What you have to do. Every record below should be printed exactly as it appears.

— start —

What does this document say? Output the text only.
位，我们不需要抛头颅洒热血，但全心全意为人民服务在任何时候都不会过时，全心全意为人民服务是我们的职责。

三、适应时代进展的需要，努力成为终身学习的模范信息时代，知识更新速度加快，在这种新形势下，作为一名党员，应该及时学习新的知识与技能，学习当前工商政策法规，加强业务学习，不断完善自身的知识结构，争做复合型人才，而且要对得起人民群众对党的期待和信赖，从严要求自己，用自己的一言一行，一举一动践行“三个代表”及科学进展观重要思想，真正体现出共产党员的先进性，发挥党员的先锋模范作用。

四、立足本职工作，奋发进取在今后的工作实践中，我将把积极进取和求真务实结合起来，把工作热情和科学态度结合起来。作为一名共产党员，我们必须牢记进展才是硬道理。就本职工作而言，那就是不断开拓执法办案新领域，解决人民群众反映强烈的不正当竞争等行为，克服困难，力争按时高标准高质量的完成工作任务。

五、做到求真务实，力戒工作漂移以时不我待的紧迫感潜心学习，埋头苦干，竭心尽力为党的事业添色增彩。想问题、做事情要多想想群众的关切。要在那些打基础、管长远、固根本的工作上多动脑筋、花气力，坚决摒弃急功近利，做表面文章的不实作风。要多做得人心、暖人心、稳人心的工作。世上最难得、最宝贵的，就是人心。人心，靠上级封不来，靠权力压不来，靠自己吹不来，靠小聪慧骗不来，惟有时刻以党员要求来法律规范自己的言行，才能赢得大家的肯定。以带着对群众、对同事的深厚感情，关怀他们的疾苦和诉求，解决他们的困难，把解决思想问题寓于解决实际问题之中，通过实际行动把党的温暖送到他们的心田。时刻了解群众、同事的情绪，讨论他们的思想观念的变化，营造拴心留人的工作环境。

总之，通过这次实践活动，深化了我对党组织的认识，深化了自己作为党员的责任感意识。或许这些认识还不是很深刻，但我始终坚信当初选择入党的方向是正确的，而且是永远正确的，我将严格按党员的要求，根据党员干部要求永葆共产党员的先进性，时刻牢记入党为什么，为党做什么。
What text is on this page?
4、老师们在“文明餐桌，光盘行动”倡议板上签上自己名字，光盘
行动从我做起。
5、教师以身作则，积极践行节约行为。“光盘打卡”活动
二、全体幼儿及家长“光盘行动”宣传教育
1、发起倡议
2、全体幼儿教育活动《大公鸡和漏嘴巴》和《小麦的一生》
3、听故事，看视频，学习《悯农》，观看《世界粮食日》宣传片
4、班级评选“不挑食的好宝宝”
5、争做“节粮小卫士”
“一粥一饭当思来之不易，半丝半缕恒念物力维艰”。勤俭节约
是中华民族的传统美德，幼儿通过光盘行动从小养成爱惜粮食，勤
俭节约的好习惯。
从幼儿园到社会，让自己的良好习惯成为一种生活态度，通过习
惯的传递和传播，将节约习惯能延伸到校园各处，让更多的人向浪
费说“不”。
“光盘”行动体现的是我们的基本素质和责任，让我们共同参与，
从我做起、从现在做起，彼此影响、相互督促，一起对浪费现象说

— end —

Solution to the problem.
What does this document say? Output the text only.
位，我们不需要抛头颅洒热血，但全心全意为人民服务在任何时候都不会过时，全心全意为人民服务是我们的职责。

三、适应时代进展的需要，努力成为终身学习的模范信息时代，知识更新速度加快，在这种新形势下，作为一名党员，应该及时学习新的知识与技能，学习当前工商政策法规，加强业务学习，不断完善自身的知识结构，争做复合型人才，而且要对得起人民群众对党的期待和信赖，从严要求自己，用自己的一言一行，一举一动践行“三个代表”及科学进展观重要思想，真正体现出共产党员的先进性，发挥党员的先锋模范作用。

四、立足本职工作，奋发进取在今后的工作实践中，我将把积极进取和求真务实结合起来，把工作热情和科学态度结合起来。作为一名共产党员，我们必须牢记进展才是硬道理。就本职工作而言，那就是不断开拓执法办案新领域，解决人民群众反映强烈的不正当竞争等行为，克服困难，力争按时高标准高质量的完成工作任务。

五、做到求真务实，力戒工作漂移以时不我待的紧迫感潜心学习，埋头苦干，竭心尽力为党的事业添色增彩。想问题、做事情要多想想群众的关切。要在那些打基础、管长远、固根本的工作上多动脑筋、花气力，坚决摒弃急功近利，做表面文章的不实作风。要多做得人心、暖人心、稳人心的工作。世上最难得、最宝贵的，就是人心。人心，靠上级封不来，靠权力压不来，靠自己吹不来，靠小聪慧骗不来，惟有时刻以党员要求来法律规范自己的言行，才能赢得大家的肯定。以带着对群众、对同事的深厚感情，关怀他们的疾苦和诉求，解决他们的困难，把解决思想问题寓于解决实际问题之中，通过实际行动把党的温暖送到他们的心田。时刻了解群众、同事的情绪，讨论他们的思想观念的变化，营造拴心留人的工作环境。

总之，通过这次实践活动，深化了我对党组织的认识，深化了自己作为党员的责任感意识。或许这些认识还不是很深刻，但我始终坚信当初选择入党的方向是正确的，而且是永远正确的，我将严格按党员的要求，根据党员干部要求永葆共产党员的先进性，时刻牢记入党为什么，为党做什么。
What text is on this page?
4、老师们在“文明餐桌，光盘行动”倡议板上签上自己名字，光盘
行动从我做起。
5、教师以身作则，积极践行节约行为。“光盘打卡”活动
二、全体幼儿及家长“光盘行动”宣传教育
1、发起倡议
2、全体幼儿教育活动《大公鸡和漏嘴巴》和《小麦的一生》
3、听故事，看视频，学习《悯农》，观看《世界粮食日》宣传片
4、班级评选“不挑食的好宝宝”
5、争做“节粮小卫士”
“一粥一饭当思来之不易，半丝半缕恒念物力维艰”。勤俭节约
是中华民族的传统美德，幼儿通过光盘行动从小养成爱惜粮食，勤
俭节约的好习惯。
从幼儿园到社会，让自己的良好习惯成为一种生活态度，通过习
惯的传递和传播，将节约习惯能延伸到校园各处，让更多的人向浪
费说“不”。
“光盘”行动体现的是我们的基本素质和责任，让我们共同参与，
从我做起、从现在做起，彼此影响、相互督促，一起对浪费现象说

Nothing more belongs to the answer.